Task objective: Return every record below exactly as written, but leave out the pictures.

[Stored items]
- - - -

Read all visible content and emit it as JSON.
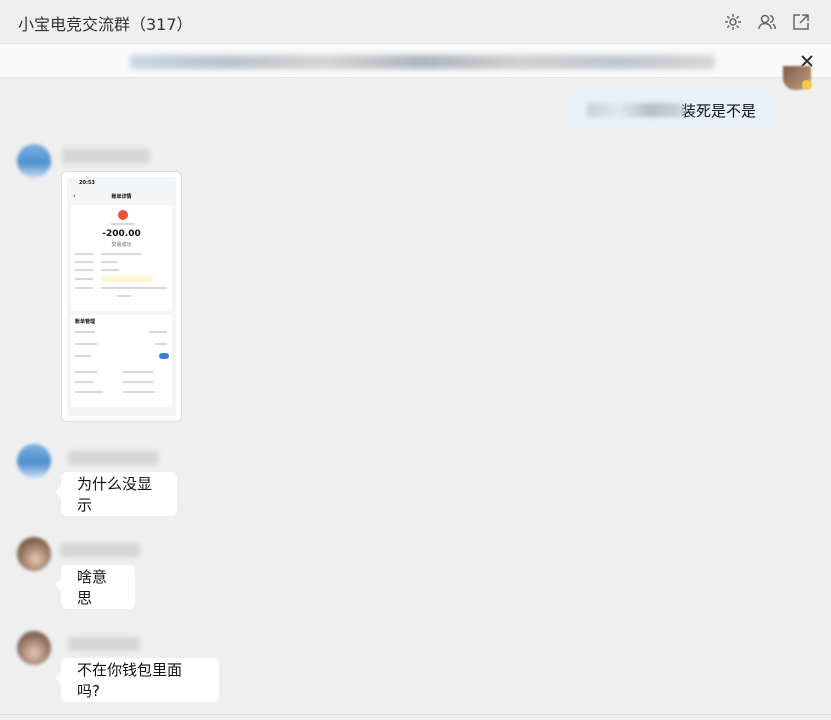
{
  "window": {
    "title": "小宝电竞交流群（317）"
  },
  "toolbar": {
    "icons": [
      "gear-icon",
      "members-icon",
      "popout-icon"
    ]
  },
  "notice": {
    "close_icon": "close-icon"
  },
  "messages": [
    {
      "side": "me",
      "text": "装死是不是"
    },
    {
      "side": "other",
      "type": "image",
      "image": {
        "time": "20:53",
        "header": "账单详情",
        "amount": "-200.00",
        "amount_sub": "交易成功",
        "section": "账单管理"
      }
    },
    {
      "side": "other",
      "text": "为什么没显示"
    },
    {
      "side": "other",
      "text": "啥意思"
    },
    {
      "side": "other",
      "text": "不在你钱包里面吗?"
    }
  ],
  "colors": {
    "accent": "#3b7ddd",
    "bubble_me": "#e8f0f8",
    "bubble_other": "#ffffff",
    "background": "#efefef"
  }
}
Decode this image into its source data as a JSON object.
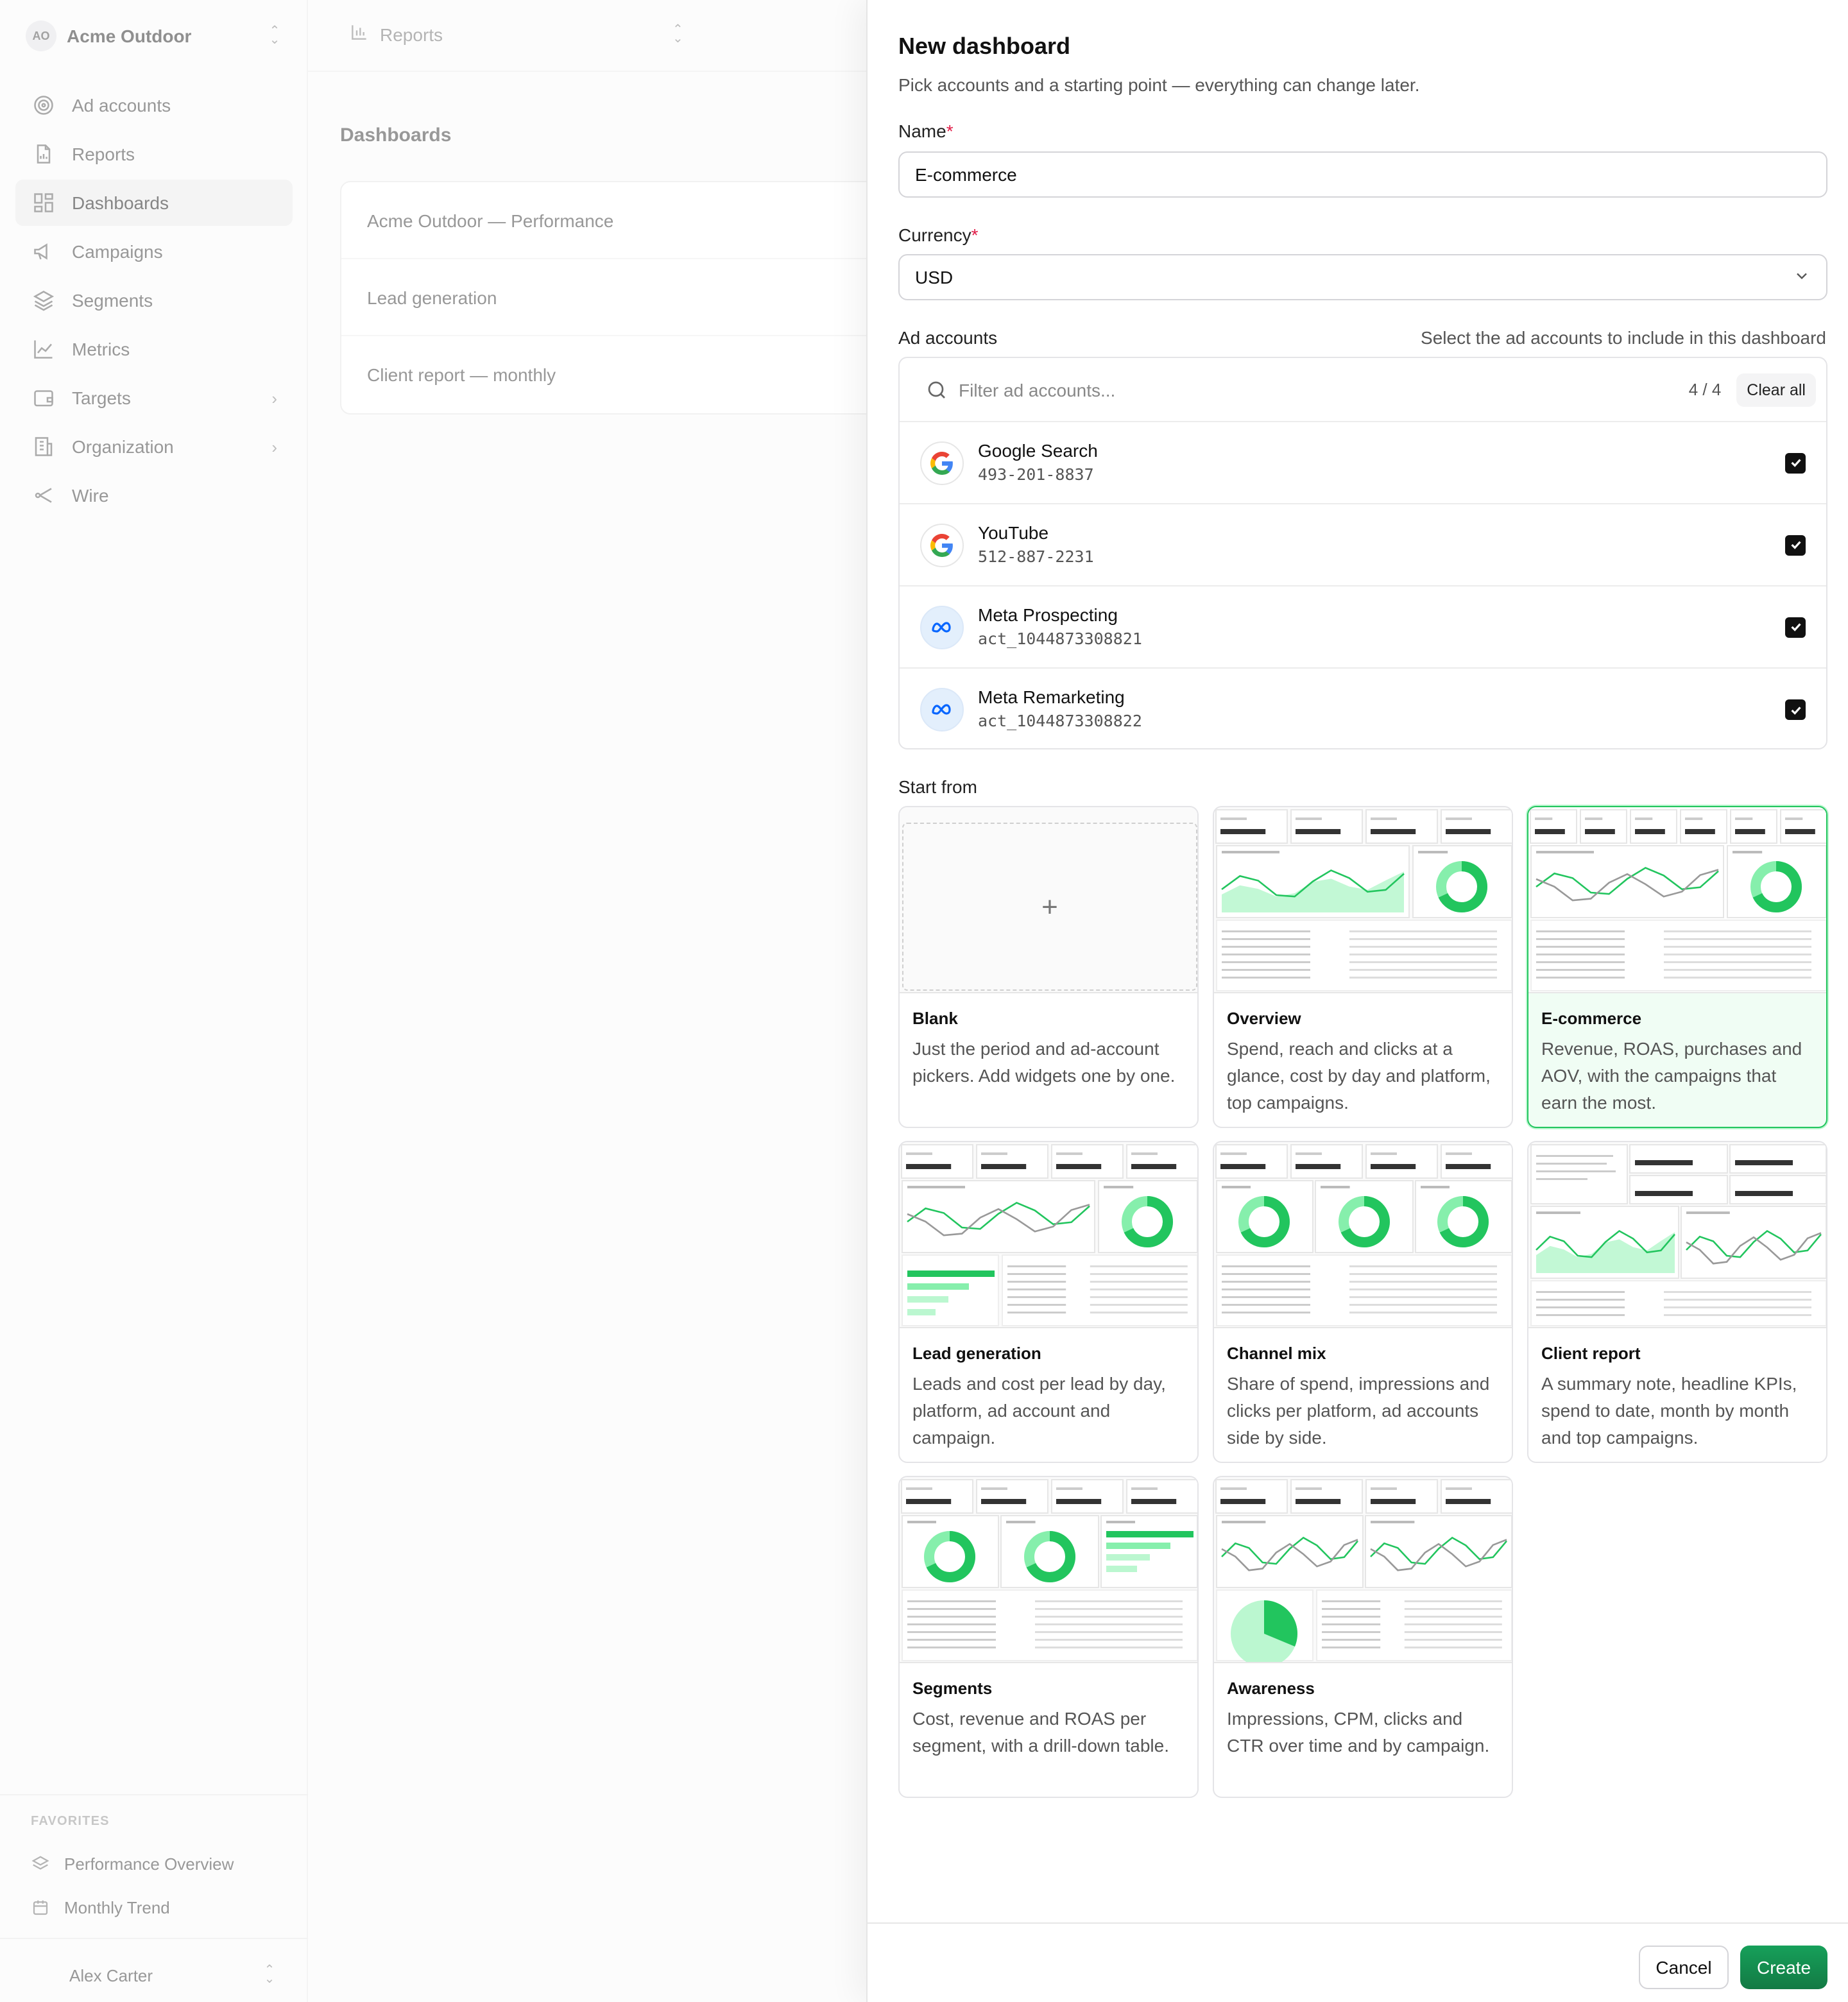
{
  "workspace": {
    "initials": "AO",
    "name": "Acme Outdoor"
  },
  "nav": [
    {
      "label": "Ad accounts",
      "icon": "target-icon"
    },
    {
      "label": "Reports",
      "icon": "file-chart-icon"
    },
    {
      "label": "Dashboards",
      "icon": "grid-icon",
      "active": true
    },
    {
      "label": "Campaigns",
      "icon": "megaphone-icon"
    },
    {
      "label": "Segments",
      "icon": "layers-icon"
    },
    {
      "label": "Metrics",
      "icon": "line-chart-icon"
    },
    {
      "label": "Targets",
      "icon": "wallet-icon",
      "chevron": true
    },
    {
      "label": "Organization",
      "icon": "building-icon",
      "chevron": true
    },
    {
      "label": "Wire",
      "icon": "share-icon"
    }
  ],
  "favorites": {
    "heading": "FAVORITES",
    "items": [
      {
        "label": "Performance Overview",
        "icon": "layers-icon"
      },
      {
        "label": "Monthly Trend",
        "icon": "calendar-icon"
      }
    ]
  },
  "user": {
    "name": "Alex Carter"
  },
  "topbar": {
    "crumb": "Reports"
  },
  "page": {
    "title": "Dashboards",
    "dashboards": [
      "Acme Outdoor — Performance",
      "Lead generation",
      "Client report — monthly"
    ]
  },
  "sheet": {
    "title": "New dashboard",
    "subtitle": "Pick accounts and a starting point — everything can change later.",
    "name_label": "Name",
    "name_value": "E-commerce",
    "currency_label": "Currency",
    "currency_value": "USD",
    "accounts_label": "Ad accounts",
    "accounts_hint": "Select the ad accounts to include in this dashboard",
    "filter_placeholder": "Filter ad accounts...",
    "selected_count": "4 / 4",
    "clear_all": "Clear all",
    "accounts": [
      {
        "name": "Google Search",
        "id": "493-201-8837",
        "platform": "google",
        "checked": true
      },
      {
        "name": "YouTube",
        "id": "512-887-2231",
        "platform": "google",
        "checked": true
      },
      {
        "name": "Meta Prospecting",
        "id": "act_1044873308821",
        "platform": "meta",
        "checked": true
      },
      {
        "name": "Meta Remarketing",
        "id": "act_1044873308822",
        "platform": "meta",
        "checked": true
      }
    ],
    "start_from_label": "Start from",
    "templates": [
      {
        "name": "Blank",
        "desc": "Just the period and ad-account pickers. Add widgets one by one.",
        "selected": false
      },
      {
        "name": "Overview",
        "desc": "Spend, reach and clicks at a glance, cost by day and platform, top campaigns.",
        "selected": false
      },
      {
        "name": "E-commerce",
        "desc": "Revenue, ROAS, purchases and AOV, with the campaigns that earn the most.",
        "selected": true
      },
      {
        "name": "Lead generation",
        "desc": "Leads and cost per lead by day, platform, ad account and campaign.",
        "selected": false
      },
      {
        "name": "Channel mix",
        "desc": "Share of spend, impressions and clicks per platform, ad accounts side by side.",
        "selected": false
      },
      {
        "name": "Client report",
        "desc": "A summary note, headline KPIs, spend to date, month by month and top campaigns.",
        "selected": false
      },
      {
        "name": "Segments",
        "desc": "Cost, revenue and ROAS per segment, with a drill-down table.",
        "selected": false
      },
      {
        "name": "Awareness",
        "desc": "Impressions, CPM, clicks and CTR over time and by campaign.",
        "selected": false
      }
    ],
    "cancel": "Cancel",
    "create": "Create"
  },
  "colors": {
    "accent": "#16a34a",
    "accent_light": "#bbf7d0",
    "primary_button": "#15803d"
  }
}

- - - -

Result for this task:
Read all visible content and emit it as JSON.
{
  "window": {
    "title": "小宝电竞交流群（317）"
  },
  "toolbar": {
    "icons": [
      "gear-icon",
      "members-icon",
      "popout-icon"
    ]
  },
  "notice": {
    "close_icon": "close-icon"
  },
  "messages": [
    {
      "side": "me",
      "text": "装死是不是"
    },
    {
      "side": "other",
      "type": "image",
      "image": {
        "time": "20:53",
        "header": "账单详情",
        "amount": "-200.00",
        "amount_sub": "交易成功",
        "section": "账单管理"
      }
    },
    {
      "side": "other",
      "text": "为什么没显示"
    },
    {
      "side": "other",
      "text": "啥意思"
    },
    {
      "side": "other",
      "text": "不在你钱包里面吗?"
    }
  ],
  "colors": {
    "accent": "#3b7ddd",
    "bubble_me": "#e8f0f8",
    "bubble_other": "#ffffff",
    "background": "#efefef"
  }
}
Decode this image into its source data as a JSON object.
{
  "workspace": {
    "initials": "AO",
    "name": "Acme Outdoor"
  },
  "nav": [
    {
      "label": "Ad accounts",
      "icon": "target-icon"
    },
    {
      "label": "Reports",
      "icon": "file-chart-icon"
    },
    {
      "label": "Dashboards",
      "icon": "grid-icon",
      "active": true
    },
    {
      "label": "Campaigns",
      "icon": "megaphone-icon"
    },
    {
      "label": "Segments",
      "icon": "layers-icon"
    },
    {
      "label": "Metrics",
      "icon": "line-chart-icon"
    },
    {
      "label": "Targets",
      "icon": "wallet-icon",
      "chevron": true
    },
    {
      "label": "Organization",
      "icon": "building-icon",
      "chevron": true
    },
    {
      "label": "Wire",
      "icon": "share-icon"
    }
  ],
  "favorites": {
    "heading": "FAVORITES",
    "items": [
      {
        "label": "Performance Overview",
        "icon": "layers-icon"
      },
      {
        "label": "Monthly Trend",
        "icon": "calendar-icon"
      }
    ]
  },
  "user": {
    "name": "Alex Carter"
  },
  "topbar": {
    "crumb": "Reports"
  },
  "page": {
    "title": "Dashboards",
    "dashboards": [
      "Acme Outdoor — Performance",
      "Lead generation",
      "Client report — monthly"
    ]
  },
  "sheet": {
    "title": "New dashboard",
    "subtitle": "Pick accounts and a starting point — everything can change later.",
    "name_label": "Name",
    "name_value": "E-commerce",
    "currency_label": "Currency",
    "currency_value": "USD",
    "accounts_label": "Ad accounts",
    "accounts_hint": "Select the ad accounts to include in this dashboard",
    "filter_placeholder": "Filter ad accounts...",
    "selected_count": "4 / 4",
    "clear_all": "Clear all",
    "accounts": [
      {
        "name": "Google Search",
        "id": "493-201-8837",
        "platform": "google",
        "checked": true
      },
      {
        "name": "YouTube",
        "id": "512-887-2231",
        "platform": "google",
        "checked": true
      },
      {
        "name": "Meta Prospecting",
        "id": "act_1044873308821",
        "platform": "meta",
        "checked": true
      },
      {
        "name": "Meta Remarketing",
        "id": "act_1044873308822",
        "platform": "meta",
        "checked": true
      }
    ],
    "start_from_label": "Start from",
    "templates": [
      {
        "name": "Blank",
        "desc": "Just the period and ad-account pickers. Add widgets one by one.",
        "selected": false
      },
      {
        "name": "Overview",
        "desc": "Spend, reach and clicks at a glance, cost by day and platform, top campaigns.",
        "selected": false
      },
      {
        "name": "E-commerce",
        "desc": "Revenue, ROAS, purchases and AOV, with the campaigns that earn the most.",
        "selected": true
      },
      {
        "name": "Lead generation",
        "desc": "Leads and cost per lead by day, platform, ad account and campaign.",
        "selected": false
      },
      {
        "name": "Channel mix",
        "desc": "Share of spend, impressions and clicks per platform, ad accounts side by side.",
        "selected": false
      },
      {
        "name": "Client report",
        "desc": "A summary note, headline KPIs, spend to date, month by month and top campaigns.",
        "selected": false
      },
      {
        "name": "Segments",
        "desc": "Cost, revenue and ROAS per segment, with a drill-down table.",
        "selected": false
      },
      {
        "name": "Awareness",
        "desc": "Impressions, CPM, clicks and CTR over time and by campaign.",
        "selected": false
      }
    ],
    "cancel": "Cancel",
    "create": "Create"
  },
  "colors": {
    "accent": "#16a34a",
    "accent_light": "#bbf7d0",
    "primary_button": "#15803d"
  }
}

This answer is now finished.